→ Task material
- - -

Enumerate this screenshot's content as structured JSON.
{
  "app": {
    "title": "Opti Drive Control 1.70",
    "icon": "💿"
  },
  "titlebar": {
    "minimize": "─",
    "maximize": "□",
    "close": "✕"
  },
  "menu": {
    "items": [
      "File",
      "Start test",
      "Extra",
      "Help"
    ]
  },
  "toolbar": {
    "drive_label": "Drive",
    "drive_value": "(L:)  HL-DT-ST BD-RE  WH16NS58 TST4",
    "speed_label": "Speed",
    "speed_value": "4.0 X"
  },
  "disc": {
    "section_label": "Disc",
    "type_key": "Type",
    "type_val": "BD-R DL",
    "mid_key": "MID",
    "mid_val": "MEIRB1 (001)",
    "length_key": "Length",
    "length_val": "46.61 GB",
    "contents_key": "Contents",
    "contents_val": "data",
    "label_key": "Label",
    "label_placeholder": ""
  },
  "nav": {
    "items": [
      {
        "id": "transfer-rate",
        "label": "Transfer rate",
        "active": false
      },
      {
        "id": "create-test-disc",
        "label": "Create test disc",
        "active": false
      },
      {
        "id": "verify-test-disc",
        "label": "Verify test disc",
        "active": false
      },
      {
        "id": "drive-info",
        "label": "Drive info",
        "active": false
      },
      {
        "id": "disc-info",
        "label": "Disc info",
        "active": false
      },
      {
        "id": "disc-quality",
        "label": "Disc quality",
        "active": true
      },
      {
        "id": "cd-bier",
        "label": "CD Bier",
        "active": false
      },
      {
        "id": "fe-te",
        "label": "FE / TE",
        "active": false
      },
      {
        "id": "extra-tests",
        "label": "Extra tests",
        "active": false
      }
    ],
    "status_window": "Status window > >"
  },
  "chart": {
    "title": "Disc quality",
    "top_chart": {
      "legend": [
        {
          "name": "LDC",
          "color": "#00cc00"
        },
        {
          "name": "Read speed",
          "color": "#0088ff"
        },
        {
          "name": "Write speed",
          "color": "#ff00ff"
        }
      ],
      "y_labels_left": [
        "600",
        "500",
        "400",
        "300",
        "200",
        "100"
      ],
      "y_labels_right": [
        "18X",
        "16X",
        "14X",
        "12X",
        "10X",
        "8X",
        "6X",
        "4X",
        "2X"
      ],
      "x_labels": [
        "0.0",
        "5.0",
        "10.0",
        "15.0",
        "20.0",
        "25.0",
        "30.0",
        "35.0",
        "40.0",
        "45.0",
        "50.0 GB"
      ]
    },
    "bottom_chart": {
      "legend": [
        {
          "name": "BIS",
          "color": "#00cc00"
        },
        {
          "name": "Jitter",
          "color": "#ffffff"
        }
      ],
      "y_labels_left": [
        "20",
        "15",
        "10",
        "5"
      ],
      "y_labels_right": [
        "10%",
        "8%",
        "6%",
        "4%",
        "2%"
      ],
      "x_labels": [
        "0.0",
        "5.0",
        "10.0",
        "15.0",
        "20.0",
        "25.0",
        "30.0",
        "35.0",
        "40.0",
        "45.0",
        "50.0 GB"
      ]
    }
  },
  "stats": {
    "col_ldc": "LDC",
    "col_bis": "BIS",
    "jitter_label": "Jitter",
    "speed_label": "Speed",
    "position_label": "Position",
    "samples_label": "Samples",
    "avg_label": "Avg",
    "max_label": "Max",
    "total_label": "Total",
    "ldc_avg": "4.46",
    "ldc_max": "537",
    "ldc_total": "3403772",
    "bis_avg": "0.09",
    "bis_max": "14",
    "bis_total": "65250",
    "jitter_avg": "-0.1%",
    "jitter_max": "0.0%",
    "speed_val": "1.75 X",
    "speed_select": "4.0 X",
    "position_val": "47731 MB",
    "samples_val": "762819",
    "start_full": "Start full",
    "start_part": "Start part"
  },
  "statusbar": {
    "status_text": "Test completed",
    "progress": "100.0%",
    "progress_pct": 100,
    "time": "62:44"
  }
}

- - -

→ Written exercise
Please repeat the listing exactly, with nothing left out.

→ Response to this task
Enumerate this screenshot's content as structured JSON.
{
  "app": {
    "title": "Opti Drive Control 1.70",
    "icon": "💿"
  },
  "titlebar": {
    "minimize": "─",
    "maximize": "□",
    "close": "✕"
  },
  "menu": {
    "items": [
      "File",
      "Start test",
      "Extra",
      "Help"
    ]
  },
  "toolbar": {
    "drive_label": "Drive",
    "drive_value": "(L:)  HL-DT-ST BD-RE  WH16NS58 TST4",
    "speed_label": "Speed",
    "speed_value": "4.0 X"
  },
  "disc": {
    "section_label": "Disc",
    "type_key": "Type",
    "type_val": "BD-R DL",
    "mid_key": "MID",
    "mid_val": "MEIRB1 (001)",
    "length_key": "Length",
    "length_val": "46.61 GB",
    "contents_key": "Contents",
    "contents_val": "data",
    "label_key": "Label",
    "label_placeholder": ""
  },
  "nav": {
    "items": [
      {
        "id": "transfer-rate",
        "label": "Transfer rate",
        "active": false
      },
      {
        "id": "create-test-disc",
        "label": "Create test disc",
        "active": false
      },
      {
        "id": "verify-test-disc",
        "label": "Verify test disc",
        "active": false
      },
      {
        "id": "drive-info",
        "label": "Drive info",
        "active": false
      },
      {
        "id": "disc-info",
        "label": "Disc info",
        "active": false
      },
      {
        "id": "disc-quality",
        "label": "Disc quality",
        "active": true
      },
      {
        "id": "cd-bier",
        "label": "CD Bier",
        "active": false
      },
      {
        "id": "fe-te",
        "label": "FE / TE",
        "active": false
      },
      {
        "id": "extra-tests",
        "label": "Extra tests",
        "active": false
      }
    ],
    "status_window": "Status window > >"
  },
  "chart": {
    "title": "Disc quality",
    "top_chart": {
      "legend": [
        {
          "name": "LDC",
          "color": "#00cc00"
        },
        {
          "name": "Read speed",
          "color": "#0088ff"
        },
        {
          "name": "Write speed",
          "color": "#ff00ff"
        }
      ],
      "y_labels_left": [
        "600",
        "500",
        "400",
        "300",
        "200",
        "100"
      ],
      "y_labels_right": [
        "18X",
        "16X",
        "14X",
        "12X",
        "10X",
        "8X",
        "6X",
        "4X",
        "2X"
      ],
      "x_labels": [
        "0.0",
        "5.0",
        "10.0",
        "15.0",
        "20.0",
        "25.0",
        "30.0",
        "35.0",
        "40.0",
        "45.0",
        "50.0 GB"
      ]
    },
    "bottom_chart": {
      "legend": [
        {
          "name": "BIS",
          "color": "#00cc00"
        },
        {
          "name": "Jitter",
          "color": "#ffffff"
        }
      ],
      "y_labels_left": [
        "20",
        "15",
        "10",
        "5"
      ],
      "y_labels_right": [
        "10%",
        "8%",
        "6%",
        "4%",
        "2%"
      ],
      "x_labels": [
        "0.0",
        "5.0",
        "10.0",
        "15.0",
        "20.0",
        "25.0",
        "30.0",
        "35.0",
        "40.0",
        "45.0",
        "50.0 GB"
      ]
    }
  },
  "stats": {
    "col_ldc": "LDC",
    "col_bis": "BIS",
    "jitter_label": "Jitter",
    "speed_label": "Speed",
    "position_label": "Position",
    "samples_label": "Samples",
    "avg_label": "Avg",
    "max_label": "Max",
    "total_label": "Total",
    "ldc_avg": "4.46",
    "ldc_max": "537",
    "ldc_total": "3403772",
    "bis_avg": "0.09",
    "bis_max": "14",
    "bis_total": "65250",
    "jitter_avg": "-0.1%",
    "jitter_max": "0.0%",
    "speed_val": "1.75 X",
    "speed_select": "4.0 X",
    "position_val": "47731 MB",
    "samples_val": "762819",
    "start_full": "Start full",
    "start_part": "Start part"
  },
  "statusbar": {
    "status_text": "Test completed",
    "progress": "100.0%",
    "progress_pct": 100,
    "time": "62:44"
  }
}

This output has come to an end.